Report, word for word, every line of the material that contains "presionar".

(Stored records)
:::

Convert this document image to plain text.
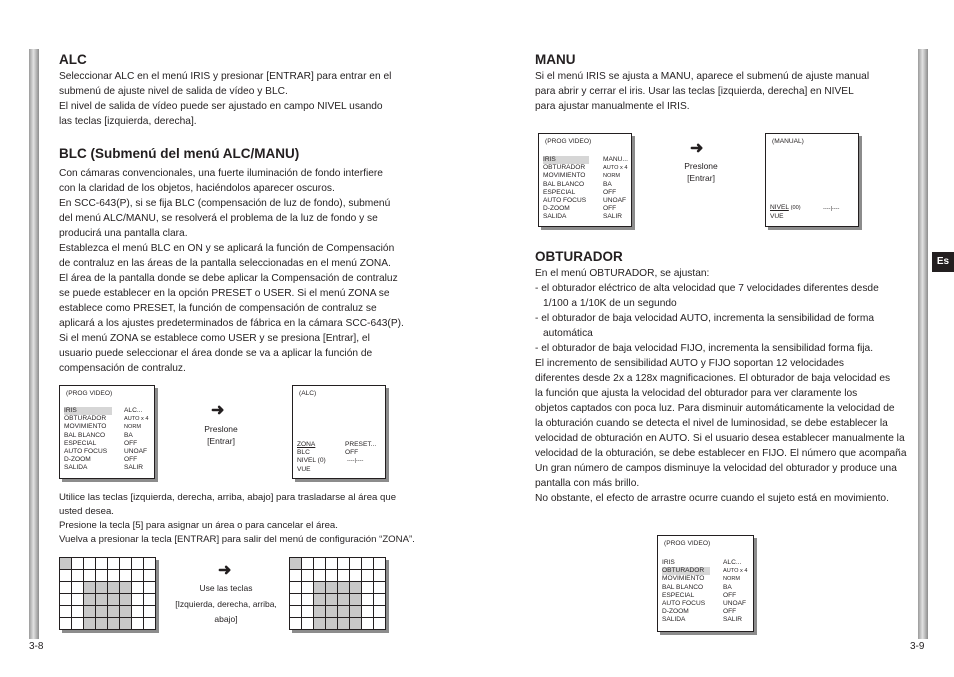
Es
ALC

Seleccionar ALC en el menú IRIS y presionar [ENTRAR] para entrar en el
submenú de ajuste nivel de salida de vídeo y BLC.
El nivel de salida de vídeo puede ser ajustado en campo NIVEL usando
las teclas [izquierda, derecha].

BLC (Submenú del menú ALC/MANU)

Con cámaras convencionales, una fuerte iluminación de fondo interfiere
con la claridad de los objetos, haciéndolos aparecer oscuros.
En SCC-643(P), si se fija BLC (compensación de luz de fondo), submenú
del menú ALC/MANU, se resolverá el problema de la luz de fondo y se
producirá una pantalla clara.
Establezca el menú BLC en ON y se aplicará la función de Compensación
de contraluz en las áreas de la pantalla seleccionadas en el menú ZONA.
El área de la pantalla donde se debe aplicar la Compensación de contraluz
se puede establecer en la opción PRESET o USER. Si el menú ZONA se
establece como PRESET, la función de compensación de contraluz se
aplicará a los ajustes predeterminados de fábrica en la cámara SCC-643(P).
Si el menú ZONA se establece como USER y se presiona [Entrar], el
usuario puede seleccionar el área donde se va a aplicar la función de
compensación de contraluz.

(PROG VIDEO)
IRIS
OBTURADOR
MOVIMIENTO
BAL BLANCO
ESPECIAL
AUTO FOCUS
D-ZOOM
SALIDA
ALC...
AUTO x 4
NORM
BA
OFF
UNOAF
OFF
SALIR
➜
Preslone
[Entrar]
(ALC)
ZONA
BLC
NIVEL (0)
VUE
PRESET...
OFF
----|----

Utilice las teclas [izquierda, derecha, arriba, abajo] para trasladarse al área que
usted desea.
Presione la tecla [5] para asignar un área o para cancelar el área.
Vuelva a presionar la tecla [ENTRAR] para salir del menú de configuración “ZONA”.

➜
Use las teclas
[Izquierda, derecha, arriba,
abajo]
3-8
MANU

Si el menú IRIS se ajusta a MANU, aparece el submenú de ajuste manual
para abrir y cerrar el iris. Usar las teclas [izquierda, derecha] en NIVEL
para ajustar manualmente el IRIS.

(PROG VIDEO)
IRIS
OBTURADOR
MOVIMIENTO
BAL BLANCO
ESPECIAL
AUTO FOCUS
D-ZOOM
SALIDA
MANU...
AUTO x 4
NORM
BA
OFF
UNOAF
OFF
SALIR
➜
Preslone
[Entrar]
(MANUAL)
NIVEL (00)	----|----
VUE
OBTURADOR

En el menú OBTURADOR, se ajustan:
- el obturador eléctrico de alta velocidad que 7 velocidades diferentes desde
1/100 a 1/10K de un segundo
- el obturador de baja velocidad AUTO, incrementa la sensibilidad de forma
automática
- el obturador de baja velocidad FIJO, incrementa la sensibilidad forma fija.
El incremento de sensibilidad AUTO y FIJO soportan 12 velocidades
diferentes desde 2x a 128x magnificaciones. El obturador de baja velocidad es
la función que ajusta la velocidad del obturador para ver claramente los
objetos captados con poca luz. Para disminuir automáticamente la velocidad de
la obturación cuando se detecta el nivel de luminosidad, se debe establecer la
velocidad de obturación en AUTO. Si el usuario desea establecer manualmente la
velocidad de la obturación, se debe establecer en FIJO. El número que acompaña
Un gran número de campos disminuye la velocidad del obturador y produce una
pantalla con más brillo.
No obstante, el efecto de arrastre ocurre cuando el sujeto está en movimiento.

(PROG VIDEO)
IRIS
OBTURADOR
MOVIMIENTO
BAL BLANCO
ESPECIAL
AUTO FOCUS
D-ZOOM
SALIDA
ALC...
AUTO x 4
NORM
BA
OFF
UNOAF
OFF
SALIR
3-9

:::

- **Task output**:
Seleccionar ALC en el menú IRIS y presionar [ENTRAR] para entrar en el
Vuelva a presionar la tecla [ENTRAR] para salir del menú de configuración “ZONA”.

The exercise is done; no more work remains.